Entries with figure data
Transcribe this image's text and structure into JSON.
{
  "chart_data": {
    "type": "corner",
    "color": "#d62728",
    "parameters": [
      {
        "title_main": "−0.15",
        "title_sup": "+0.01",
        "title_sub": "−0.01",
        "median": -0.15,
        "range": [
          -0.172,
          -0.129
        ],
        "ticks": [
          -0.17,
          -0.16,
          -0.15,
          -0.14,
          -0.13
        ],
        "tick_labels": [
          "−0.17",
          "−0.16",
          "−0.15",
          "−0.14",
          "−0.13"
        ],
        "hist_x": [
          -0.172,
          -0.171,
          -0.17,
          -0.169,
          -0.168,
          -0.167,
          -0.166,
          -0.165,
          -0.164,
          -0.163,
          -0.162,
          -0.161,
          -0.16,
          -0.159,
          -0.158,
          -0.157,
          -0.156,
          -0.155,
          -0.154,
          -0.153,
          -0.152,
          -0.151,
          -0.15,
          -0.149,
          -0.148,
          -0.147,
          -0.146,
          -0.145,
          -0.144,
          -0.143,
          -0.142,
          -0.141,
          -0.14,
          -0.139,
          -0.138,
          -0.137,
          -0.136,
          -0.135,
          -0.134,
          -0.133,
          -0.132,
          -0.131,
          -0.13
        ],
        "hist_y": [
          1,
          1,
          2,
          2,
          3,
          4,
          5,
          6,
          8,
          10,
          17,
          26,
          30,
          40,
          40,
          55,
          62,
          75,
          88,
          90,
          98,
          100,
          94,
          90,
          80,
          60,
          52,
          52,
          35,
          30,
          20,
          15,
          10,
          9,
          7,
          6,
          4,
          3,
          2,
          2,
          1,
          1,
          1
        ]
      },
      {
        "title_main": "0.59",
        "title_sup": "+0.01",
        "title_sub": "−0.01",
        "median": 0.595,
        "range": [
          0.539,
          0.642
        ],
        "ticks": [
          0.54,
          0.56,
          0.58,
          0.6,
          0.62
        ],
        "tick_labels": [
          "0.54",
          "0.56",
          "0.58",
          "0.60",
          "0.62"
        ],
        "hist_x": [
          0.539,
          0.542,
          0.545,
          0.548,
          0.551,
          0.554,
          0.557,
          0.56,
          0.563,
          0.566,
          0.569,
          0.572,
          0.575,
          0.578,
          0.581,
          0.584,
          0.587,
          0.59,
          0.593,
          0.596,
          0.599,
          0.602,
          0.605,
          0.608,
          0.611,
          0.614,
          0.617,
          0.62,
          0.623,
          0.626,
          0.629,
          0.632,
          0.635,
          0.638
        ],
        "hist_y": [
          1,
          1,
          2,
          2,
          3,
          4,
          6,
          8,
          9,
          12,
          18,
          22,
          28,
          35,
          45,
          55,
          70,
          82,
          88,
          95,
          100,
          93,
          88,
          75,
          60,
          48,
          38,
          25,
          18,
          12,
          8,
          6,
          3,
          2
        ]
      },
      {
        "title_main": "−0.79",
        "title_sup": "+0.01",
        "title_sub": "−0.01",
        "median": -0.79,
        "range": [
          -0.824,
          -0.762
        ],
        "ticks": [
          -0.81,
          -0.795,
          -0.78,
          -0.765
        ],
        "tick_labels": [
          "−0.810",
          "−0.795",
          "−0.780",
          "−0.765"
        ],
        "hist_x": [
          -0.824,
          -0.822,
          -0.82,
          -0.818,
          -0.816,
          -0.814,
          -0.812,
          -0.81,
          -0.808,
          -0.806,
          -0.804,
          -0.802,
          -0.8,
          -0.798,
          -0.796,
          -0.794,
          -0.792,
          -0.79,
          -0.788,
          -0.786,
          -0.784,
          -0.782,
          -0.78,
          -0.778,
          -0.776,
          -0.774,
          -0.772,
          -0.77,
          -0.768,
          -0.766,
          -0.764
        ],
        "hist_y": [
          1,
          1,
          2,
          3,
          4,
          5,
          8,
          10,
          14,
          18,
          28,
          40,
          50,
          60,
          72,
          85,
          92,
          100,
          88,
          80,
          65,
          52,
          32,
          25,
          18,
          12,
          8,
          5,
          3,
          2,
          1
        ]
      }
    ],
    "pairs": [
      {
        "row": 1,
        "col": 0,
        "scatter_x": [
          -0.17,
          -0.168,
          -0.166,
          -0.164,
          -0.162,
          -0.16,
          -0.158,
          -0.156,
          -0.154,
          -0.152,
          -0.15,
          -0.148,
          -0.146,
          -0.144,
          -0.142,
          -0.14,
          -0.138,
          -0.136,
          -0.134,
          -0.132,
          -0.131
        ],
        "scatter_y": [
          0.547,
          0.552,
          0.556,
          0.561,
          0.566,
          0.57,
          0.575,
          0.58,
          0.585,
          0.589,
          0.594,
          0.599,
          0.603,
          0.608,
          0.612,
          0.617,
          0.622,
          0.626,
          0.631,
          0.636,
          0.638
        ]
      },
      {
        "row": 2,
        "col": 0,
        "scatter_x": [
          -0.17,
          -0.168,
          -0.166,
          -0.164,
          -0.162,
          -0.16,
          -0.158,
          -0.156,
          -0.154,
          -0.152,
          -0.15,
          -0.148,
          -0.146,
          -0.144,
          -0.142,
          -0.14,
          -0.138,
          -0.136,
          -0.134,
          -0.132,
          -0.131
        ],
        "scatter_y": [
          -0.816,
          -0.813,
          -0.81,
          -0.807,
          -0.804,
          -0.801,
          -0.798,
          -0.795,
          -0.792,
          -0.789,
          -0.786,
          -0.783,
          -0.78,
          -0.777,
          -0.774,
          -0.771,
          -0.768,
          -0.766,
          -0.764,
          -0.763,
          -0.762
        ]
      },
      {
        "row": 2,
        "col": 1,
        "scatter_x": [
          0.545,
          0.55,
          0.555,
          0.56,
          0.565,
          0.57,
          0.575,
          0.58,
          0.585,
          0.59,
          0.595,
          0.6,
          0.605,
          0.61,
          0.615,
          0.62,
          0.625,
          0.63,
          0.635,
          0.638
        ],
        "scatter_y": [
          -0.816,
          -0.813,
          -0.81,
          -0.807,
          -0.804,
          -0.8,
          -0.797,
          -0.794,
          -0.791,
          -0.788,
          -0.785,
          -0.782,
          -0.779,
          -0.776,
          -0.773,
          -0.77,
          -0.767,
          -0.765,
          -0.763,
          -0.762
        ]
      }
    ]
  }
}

→ EXERCISE AIM
Nothing in the data may differ; print all of it exactly as written.

→ RESULT
Transcribe this image's text and structure into JSON.
{
  "chart_data": {
    "type": "corner",
    "color": "#d62728",
    "parameters": [
      {
        "title_main": "−0.15",
        "title_sup": "+0.01",
        "title_sub": "−0.01",
        "median": -0.15,
        "range": [
          -0.172,
          -0.129
        ],
        "ticks": [
          -0.17,
          -0.16,
          -0.15,
          -0.14,
          -0.13
        ],
        "tick_labels": [
          "−0.17",
          "−0.16",
          "−0.15",
          "−0.14",
          "−0.13"
        ],
        "hist_x": [
          -0.172,
          -0.171,
          -0.17,
          -0.169,
          -0.168,
          -0.167,
          -0.166,
          -0.165,
          -0.164,
          -0.163,
          -0.162,
          -0.161,
          -0.16,
          -0.159,
          -0.158,
          -0.157,
          -0.156,
          -0.155,
          -0.154,
          -0.153,
          -0.152,
          -0.151,
          -0.15,
          -0.149,
          -0.148,
          -0.147,
          -0.146,
          -0.145,
          -0.144,
          -0.143,
          -0.142,
          -0.141,
          -0.14,
          -0.139,
          -0.138,
          -0.137,
          -0.136,
          -0.135,
          -0.134,
          -0.133,
          -0.132,
          -0.131,
          -0.13
        ],
        "hist_y": [
          1,
          1,
          2,
          2,
          3,
          4,
          5,
          6,
          8,
          10,
          17,
          26,
          30,
          40,
          40,
          55,
          62,
          75,
          88,
          90,
          98,
          100,
          94,
          90,
          80,
          60,
          52,
          52,
          35,
          30,
          20,
          15,
          10,
          9,
          7,
          6,
          4,
          3,
          2,
          2,
          1,
          1,
          1
        ]
      },
      {
        "title_main": "0.59",
        "title_sup": "+0.01",
        "title_sub": "−0.01",
        "median": 0.595,
        "range": [
          0.539,
          0.642
        ],
        "ticks": [
          0.54,
          0.56,
          0.58,
          0.6,
          0.62
        ],
        "tick_labels": [
          "0.54",
          "0.56",
          "0.58",
          "0.60",
          "0.62"
        ],
        "hist_x": [
          0.539,
          0.542,
          0.545,
          0.548,
          0.551,
          0.554,
          0.557,
          0.56,
          0.563,
          0.566,
          0.569,
          0.572,
          0.575,
          0.578,
          0.581,
          0.584,
          0.587,
          0.59,
          0.593,
          0.596,
          0.599,
          0.602,
          0.605,
          0.608,
          0.611,
          0.614,
          0.617,
          0.62,
          0.623,
          0.626,
          0.629,
          0.632,
          0.635,
          0.638
        ],
        "hist_y": [
          1,
          1,
          2,
          2,
          3,
          4,
          6,
          8,
          9,
          12,
          18,
          22,
          28,
          35,
          45,
          55,
          70,
          82,
          88,
          95,
          100,
          93,
          88,
          75,
          60,
          48,
          38,
          25,
          18,
          12,
          8,
          6,
          3,
          2
        ]
      },
      {
        "title_main": "−0.79",
        "title_sup": "+0.01",
        "title_sub": "−0.01",
        "median": -0.79,
        "range": [
          -0.824,
          -0.762
        ],
        "ticks": [
          -0.81,
          -0.795,
          -0.78,
          -0.765
        ],
        "tick_labels": [
          "−0.810",
          "−0.795",
          "−0.780",
          "−0.765"
        ],
        "hist_x": [
          -0.824,
          -0.822,
          -0.82,
          -0.818,
          -0.816,
          -0.814,
          -0.812,
          -0.81,
          -0.808,
          -0.806,
          -0.804,
          -0.802,
          -0.8,
          -0.798,
          -0.796,
          -0.794,
          -0.792,
          -0.79,
          -0.788,
          -0.786,
          -0.784,
          -0.782,
          -0.78,
          -0.778,
          -0.776,
          -0.774,
          -0.772,
          -0.77,
          -0.768,
          -0.766,
          -0.764
        ],
        "hist_y": [
          1,
          1,
          2,
          3,
          4,
          5,
          8,
          10,
          14,
          18,
          28,
          40,
          50,
          60,
          72,
          85,
          92,
          100,
          88,
          80,
          65,
          52,
          32,
          25,
          18,
          12,
          8,
          5,
          3,
          2,
          1
        ]
      }
    ],
    "pairs": [
      {
        "row": 1,
        "col": 0,
        "scatter_x": [
          -0.17,
          -0.168,
          -0.166,
          -0.164,
          -0.162,
          -0.16,
          -0.158,
          -0.156,
          -0.154,
          -0.152,
          -0.15,
          -0.148,
          -0.146,
          -0.144,
          -0.142,
          -0.14,
          -0.138,
          -0.136,
          -0.134,
          -0.132,
          -0.131
        ],
        "scatter_y": [
          0.547,
          0.552,
          0.556,
          0.561,
          0.566,
          0.57,
          0.575,
          0.58,
          0.585,
          0.589,
          0.594,
          0.599,
          0.603,
          0.608,
          0.612,
          0.617,
          0.622,
          0.626,
          0.631,
          0.636,
          0.638
        ]
      },
      {
        "row": 2,
        "col": 0,
        "scatter_x": [
          -0.17,
          -0.168,
          -0.166,
          -0.164,
          -0.162,
          -0.16,
          -0.158,
          -0.156,
          -0.154,
          -0.152,
          -0.15,
          -0.148,
          -0.146,
          -0.144,
          -0.142,
          -0.14,
          -0.138,
          -0.136,
          -0.134,
          -0.132,
          -0.131
        ],
        "scatter_y": [
          -0.816,
          -0.813,
          -0.81,
          -0.807,
          -0.804,
          -0.801,
          -0.798,
          -0.795,
          -0.792,
          -0.789,
          -0.786,
          -0.783,
          -0.78,
          -0.777,
          -0.774,
          -0.771,
          -0.768,
          -0.766,
          -0.764,
          -0.763,
          -0.762
        ]
      },
      {
        "row": 2,
        "col": 1,
        "scatter_x": [
          0.545,
          0.55,
          0.555,
          0.56,
          0.565,
          0.57,
          0.575,
          0.58,
          0.585,
          0.59,
          0.595,
          0.6,
          0.605,
          0.61,
          0.615,
          0.62,
          0.625,
          0.63,
          0.635,
          0.638
        ],
        "scatter_y": [
          -0.816,
          -0.813,
          -0.81,
          -0.807,
          -0.804,
          -0.8,
          -0.797,
          -0.794,
          -0.791,
          -0.788,
          -0.785,
          -0.782,
          -0.779,
          -0.776,
          -0.773,
          -0.77,
          -0.767,
          -0.765,
          -0.763,
          -0.762
        ]
      }
    ]
  }
}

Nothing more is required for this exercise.